Aim of the exercise: Set down the material below word for word, excluding the pictures.

Stored data:
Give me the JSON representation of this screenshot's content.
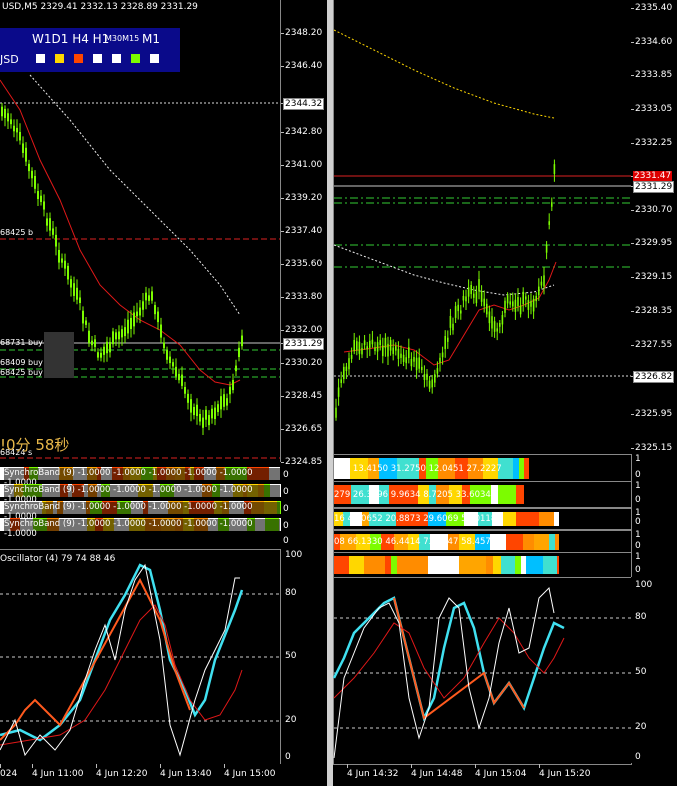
{
  "left": {
    "header": "USD,M5  2329.41 2332.13 2328.89 2331.29",
    "tf_panel": {
      "title": "W1D1 H4 H1",
      "small": "M30M15",
      "last": "M1",
      "symbol": "JSD",
      "squares": [
        "#ffffff",
        "#ffd700",
        "#ff4500",
        "#ffffff",
        "#ffffff",
        "#7cfc00",
        "#ffffff"
      ]
    },
    "price_labels": [
      "2348.20",
      "2346.40",
      "2344.32",
      "2342.80",
      "2341.00",
      "2339.20",
      "2337.40",
      "2335.60",
      "2333.80",
      "2332.00",
      "2331.29",
      "2330.20",
      "2328.45",
      "2326.65",
      "2324.85"
    ],
    "level_labels": [
      "68425 b",
      "68731 buy",
      "68409 buy",
      "68425 buy",
      "68424 s"
    ],
    "countdown": "!0分 58秒",
    "synchro_rows": [
      "SynchroBand (9) -1.0000 -1.0000 -1.0000 -1.0000 -1.0000 -1.0000",
      "SynchroBand (9) -1.0000 -1.0000 -1.0000 -1.0000 -1.0000 -1.0000",
      "SynchroBand (9) -1.0000 -1.0000 -1.0000 -1.0000 -1.0000 -1.0000",
      "SynchroBand (9) -1.0000 -1.0000 -1.0000 -1.0000 -1.0000 -1.0000"
    ],
    "synchro_axis": [
      "0",
      "0",
      "0",
      "0",
      "0"
    ],
    "osc_title": "Oscillator (4) 79 74 88 46",
    "osc_labels": [
      "100",
      "80",
      "50",
      "20",
      "0"
    ],
    "time_labels": [
      "024",
      "4 Jun 11:00",
      "4 Jun 12:20",
      "4 Jun 13:40",
      "4 Jun 15:00"
    ]
  },
  "right": {
    "price_labels": [
      "2335.40",
      "2334.60",
      "2333.85",
      "2333.05",
      "2332.25",
      "2331.47",
      "2331.29",
      "2330.70",
      "2329.95",
      "2329.15",
      "2328.35",
      "2327.55",
      "2326.82",
      "2325.95",
      "2325.15"
    ],
    "ind_rows": [
      {
        "text": "521 13.4150 31.2750 12.0451 27.2227",
        "axis": [
          "1",
          "0"
        ]
      },
      {
        "text": "279 26.3296 9.9634 8.7205 33.6034",
        "axis": [
          "1",
          "0"
        ]
      },
      {
        "text": "16 40.0652 20.8873 29.6069 51.0118",
        "axis": [
          "1",
          "0"
        ]
      },
      {
        "text": "08 66.1330 46.4414 73.9847 58.4571",
        "axis": [
          "1",
          "0"
        ]
      },
      {
        "text": "",
        "axis": [
          "1",
          "0"
        ]
      }
    ],
    "osc_labels": [
      "100",
      "80",
      "50",
      "20",
      "0"
    ],
    "time_labels": [
      "4 Jun 14:32",
      "4 Jun 14:48",
      "4 Jun 15:04",
      "4 Jun 15:20"
    ]
  },
  "colors": {
    "candle": "#7cfc00",
    "ma_red": "#e01818",
    "bid_line": "#c8c8c8",
    "level_red": "#d22",
    "level_green": "#3c3",
    "osc_cyan": "#40e0f0",
    "osc_orange": "#ff5a1e"
  }
}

Written solution:
Give me the JSON representation of this screenshot's content.
{
  "left": {
    "header": "USD,M5  2329.41 2332.13 2328.89 2331.29",
    "tf_panel": {
      "title": "W1D1 H4 H1",
      "small": "M30M15",
      "last": "M1",
      "symbol": "JSD",
      "squares": [
        "#ffffff",
        "#ffd700",
        "#ff4500",
        "#ffffff",
        "#ffffff",
        "#7cfc00",
        "#ffffff"
      ]
    },
    "price_labels": [
      "2348.20",
      "2346.40",
      "2344.32",
      "2342.80",
      "2341.00",
      "2339.20",
      "2337.40",
      "2335.60",
      "2333.80",
      "2332.00",
      "2331.29",
      "2330.20",
      "2328.45",
      "2326.65",
      "2324.85"
    ],
    "level_labels": [
      "68425 b",
      "68731 buy",
      "68409 buy",
      "68425 buy",
      "68424 s"
    ],
    "countdown": "!0分 58秒",
    "synchro_rows": [
      "SynchroBand (9) -1.0000 -1.0000 -1.0000 -1.0000 -1.0000 -1.0000",
      "SynchroBand (9) -1.0000 -1.0000 -1.0000 -1.0000 -1.0000 -1.0000",
      "SynchroBand (9) -1.0000 -1.0000 -1.0000 -1.0000 -1.0000 -1.0000",
      "SynchroBand (9) -1.0000 -1.0000 -1.0000 -1.0000 -1.0000 -1.0000"
    ],
    "synchro_axis": [
      "0",
      "0",
      "0",
      "0",
      "0"
    ],
    "osc_title": "Oscillator (4) 79 74 88 46",
    "osc_labels": [
      "100",
      "80",
      "50",
      "20",
      "0"
    ],
    "time_labels": [
      "024",
      "4 Jun 11:00",
      "4 Jun 12:20",
      "4 Jun 13:40",
      "4 Jun 15:00"
    ]
  },
  "right": {
    "price_labels": [
      "2335.40",
      "2334.60",
      "2333.85",
      "2333.05",
      "2332.25",
      "2331.47",
      "2331.29",
      "2330.70",
      "2329.95",
      "2329.15",
      "2328.35",
      "2327.55",
      "2326.82",
      "2325.95",
      "2325.15"
    ],
    "ind_rows": [
      {
        "text": "521 13.4150 31.2750 12.0451 27.2227",
        "axis": [
          "1",
          "0"
        ]
      },
      {
        "text": "279 26.3296 9.9634 8.7205 33.6034",
        "axis": [
          "1",
          "0"
        ]
      },
      {
        "text": "16 40.0652 20.8873 29.6069 51.0118",
        "axis": [
          "1",
          "0"
        ]
      },
      {
        "text": "08 66.1330 46.4414 73.9847 58.4571",
        "axis": [
          "1",
          "0"
        ]
      },
      {
        "text": "",
        "axis": [
          "1",
          "0"
        ]
      }
    ],
    "osc_labels": [
      "100",
      "80",
      "50",
      "20",
      "0"
    ],
    "time_labels": [
      "4 Jun 14:32",
      "4 Jun 14:48",
      "4 Jun 15:04",
      "4 Jun 15:20"
    ]
  },
  "colors": {
    "candle": "#7cfc00",
    "ma_red": "#e01818",
    "bid_line": "#c8c8c8",
    "level_red": "#d22",
    "level_green": "#3c3",
    "osc_cyan": "#40e0f0",
    "osc_orange": "#ff5a1e"
  }
}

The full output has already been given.